● GIVEN INFORMATION:
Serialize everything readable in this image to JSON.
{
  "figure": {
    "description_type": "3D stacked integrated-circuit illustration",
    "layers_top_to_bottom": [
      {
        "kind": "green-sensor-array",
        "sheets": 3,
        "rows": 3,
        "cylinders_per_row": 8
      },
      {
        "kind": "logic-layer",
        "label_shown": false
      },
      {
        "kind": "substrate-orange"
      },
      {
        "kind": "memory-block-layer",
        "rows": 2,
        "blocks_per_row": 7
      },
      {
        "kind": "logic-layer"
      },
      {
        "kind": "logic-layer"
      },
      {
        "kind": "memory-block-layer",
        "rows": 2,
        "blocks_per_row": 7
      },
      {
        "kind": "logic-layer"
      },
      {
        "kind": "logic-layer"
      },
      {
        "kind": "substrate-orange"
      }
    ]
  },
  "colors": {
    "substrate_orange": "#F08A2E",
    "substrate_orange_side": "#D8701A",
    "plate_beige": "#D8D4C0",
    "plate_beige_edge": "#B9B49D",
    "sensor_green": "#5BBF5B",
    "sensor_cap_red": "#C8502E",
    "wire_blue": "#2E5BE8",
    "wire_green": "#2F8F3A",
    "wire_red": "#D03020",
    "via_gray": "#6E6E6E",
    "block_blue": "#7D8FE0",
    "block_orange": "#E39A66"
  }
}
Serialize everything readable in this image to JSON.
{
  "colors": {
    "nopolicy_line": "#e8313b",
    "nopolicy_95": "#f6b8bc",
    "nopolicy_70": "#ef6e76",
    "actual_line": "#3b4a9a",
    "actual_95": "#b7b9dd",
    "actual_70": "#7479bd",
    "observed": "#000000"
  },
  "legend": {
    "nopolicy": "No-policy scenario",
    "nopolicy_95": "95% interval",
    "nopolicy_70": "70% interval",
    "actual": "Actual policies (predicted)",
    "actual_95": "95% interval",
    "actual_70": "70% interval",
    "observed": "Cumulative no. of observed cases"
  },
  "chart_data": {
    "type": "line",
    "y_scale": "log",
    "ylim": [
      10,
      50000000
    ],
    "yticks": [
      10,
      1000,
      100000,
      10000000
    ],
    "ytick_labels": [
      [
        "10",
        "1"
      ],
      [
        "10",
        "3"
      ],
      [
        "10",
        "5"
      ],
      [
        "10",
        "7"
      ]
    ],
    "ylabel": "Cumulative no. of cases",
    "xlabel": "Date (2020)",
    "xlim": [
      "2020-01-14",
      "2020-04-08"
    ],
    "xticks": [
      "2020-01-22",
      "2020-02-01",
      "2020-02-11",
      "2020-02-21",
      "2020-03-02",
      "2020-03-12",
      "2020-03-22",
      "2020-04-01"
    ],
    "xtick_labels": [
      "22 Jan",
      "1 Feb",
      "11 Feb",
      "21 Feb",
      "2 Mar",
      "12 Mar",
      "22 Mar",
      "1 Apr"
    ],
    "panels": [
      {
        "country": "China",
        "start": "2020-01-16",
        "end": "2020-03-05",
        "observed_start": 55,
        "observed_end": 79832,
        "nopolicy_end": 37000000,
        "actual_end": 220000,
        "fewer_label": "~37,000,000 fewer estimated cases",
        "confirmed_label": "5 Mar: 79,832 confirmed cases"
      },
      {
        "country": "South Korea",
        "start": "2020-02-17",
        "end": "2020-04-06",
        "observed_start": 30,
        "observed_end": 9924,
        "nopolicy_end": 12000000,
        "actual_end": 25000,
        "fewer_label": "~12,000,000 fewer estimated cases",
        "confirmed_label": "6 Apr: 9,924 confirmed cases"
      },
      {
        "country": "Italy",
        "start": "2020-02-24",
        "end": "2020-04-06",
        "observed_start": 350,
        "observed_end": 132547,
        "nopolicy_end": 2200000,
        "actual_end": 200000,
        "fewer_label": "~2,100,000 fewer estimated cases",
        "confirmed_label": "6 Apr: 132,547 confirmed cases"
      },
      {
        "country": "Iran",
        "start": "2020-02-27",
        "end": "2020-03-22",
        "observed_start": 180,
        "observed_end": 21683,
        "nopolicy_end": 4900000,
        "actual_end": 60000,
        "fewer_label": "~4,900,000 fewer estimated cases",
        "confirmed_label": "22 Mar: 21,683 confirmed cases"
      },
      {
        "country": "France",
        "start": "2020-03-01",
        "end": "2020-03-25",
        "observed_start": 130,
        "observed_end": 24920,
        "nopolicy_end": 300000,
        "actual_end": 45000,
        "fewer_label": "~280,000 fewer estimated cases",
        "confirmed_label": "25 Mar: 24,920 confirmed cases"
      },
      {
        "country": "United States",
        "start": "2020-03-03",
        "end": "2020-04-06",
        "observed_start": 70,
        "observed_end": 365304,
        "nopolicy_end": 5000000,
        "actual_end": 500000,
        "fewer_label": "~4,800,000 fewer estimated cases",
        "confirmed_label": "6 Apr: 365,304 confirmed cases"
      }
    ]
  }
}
...
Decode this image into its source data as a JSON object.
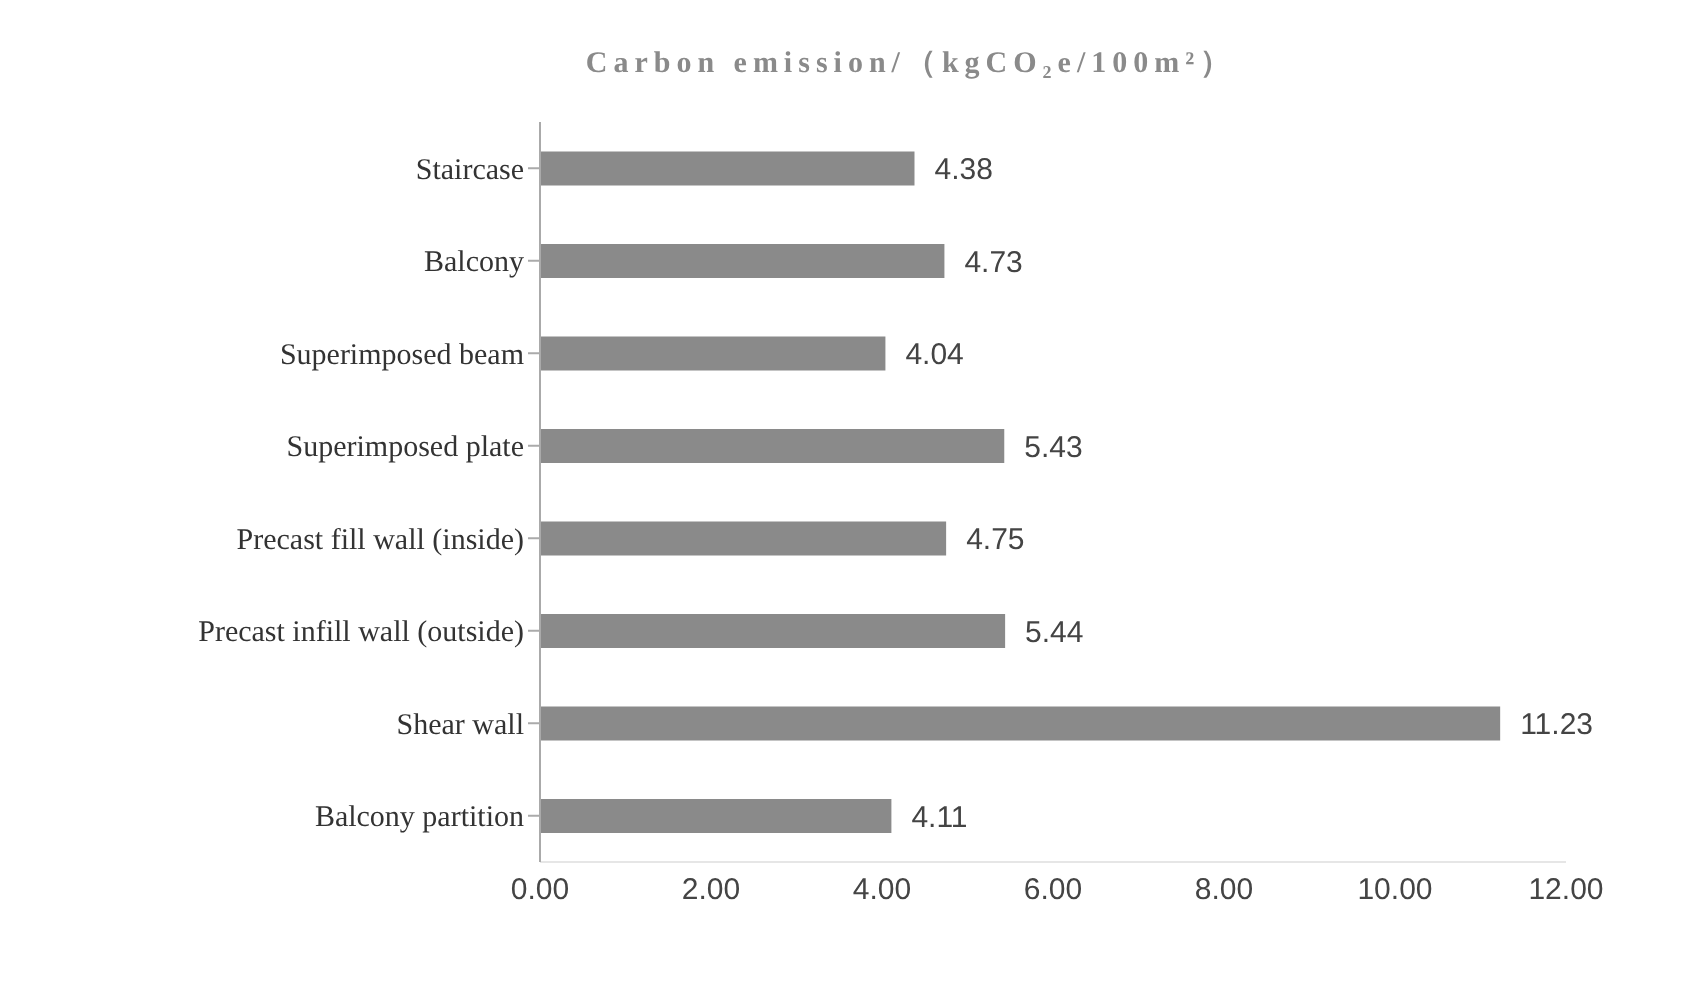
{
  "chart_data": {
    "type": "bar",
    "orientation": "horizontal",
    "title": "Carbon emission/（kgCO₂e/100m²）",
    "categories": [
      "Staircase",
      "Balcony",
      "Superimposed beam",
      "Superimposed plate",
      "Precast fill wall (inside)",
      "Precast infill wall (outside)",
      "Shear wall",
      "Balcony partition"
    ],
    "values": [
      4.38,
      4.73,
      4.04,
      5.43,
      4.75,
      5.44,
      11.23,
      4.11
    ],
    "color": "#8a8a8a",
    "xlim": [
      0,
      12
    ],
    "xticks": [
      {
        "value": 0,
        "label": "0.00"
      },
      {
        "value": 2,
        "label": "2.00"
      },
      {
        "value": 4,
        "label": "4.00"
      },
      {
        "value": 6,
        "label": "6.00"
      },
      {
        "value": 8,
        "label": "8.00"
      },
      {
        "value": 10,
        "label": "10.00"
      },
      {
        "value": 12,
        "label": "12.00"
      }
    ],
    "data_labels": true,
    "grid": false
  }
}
---
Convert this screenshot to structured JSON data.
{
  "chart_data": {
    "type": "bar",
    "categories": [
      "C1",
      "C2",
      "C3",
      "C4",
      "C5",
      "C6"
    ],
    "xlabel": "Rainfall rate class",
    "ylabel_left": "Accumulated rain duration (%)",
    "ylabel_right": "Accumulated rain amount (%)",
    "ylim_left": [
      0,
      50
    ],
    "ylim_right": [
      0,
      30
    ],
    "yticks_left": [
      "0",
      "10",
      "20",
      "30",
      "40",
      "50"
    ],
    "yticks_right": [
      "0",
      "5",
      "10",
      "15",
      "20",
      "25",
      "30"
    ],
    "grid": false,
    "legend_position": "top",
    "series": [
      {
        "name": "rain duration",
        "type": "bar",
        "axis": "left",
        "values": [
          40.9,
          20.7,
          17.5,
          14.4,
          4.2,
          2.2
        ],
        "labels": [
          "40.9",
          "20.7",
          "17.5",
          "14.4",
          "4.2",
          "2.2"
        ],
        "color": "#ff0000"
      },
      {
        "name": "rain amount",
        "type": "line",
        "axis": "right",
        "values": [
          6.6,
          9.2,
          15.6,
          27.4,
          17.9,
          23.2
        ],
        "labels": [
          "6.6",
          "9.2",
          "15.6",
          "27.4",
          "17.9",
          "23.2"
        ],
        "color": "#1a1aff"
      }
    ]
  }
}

● WHAT NEEDS TO BE DONE:
Look through the material above. Copy each line where the word "estimated" appears.

● RIGHT ANSWER:
        "fewer_label": "~37,000,000 fewer estimated cases",
        "fewer_label": "~12,000,000 fewer estimated cases",
        "fewer_label": "~2,100,000 fewer estimated cases",
        "fewer_label": "~4,900,000 fewer estimated cases",
        "fewer_label": "~280,000 fewer estimated cases",
        "fewer_label": "~4,800,000 fewer estimated cases",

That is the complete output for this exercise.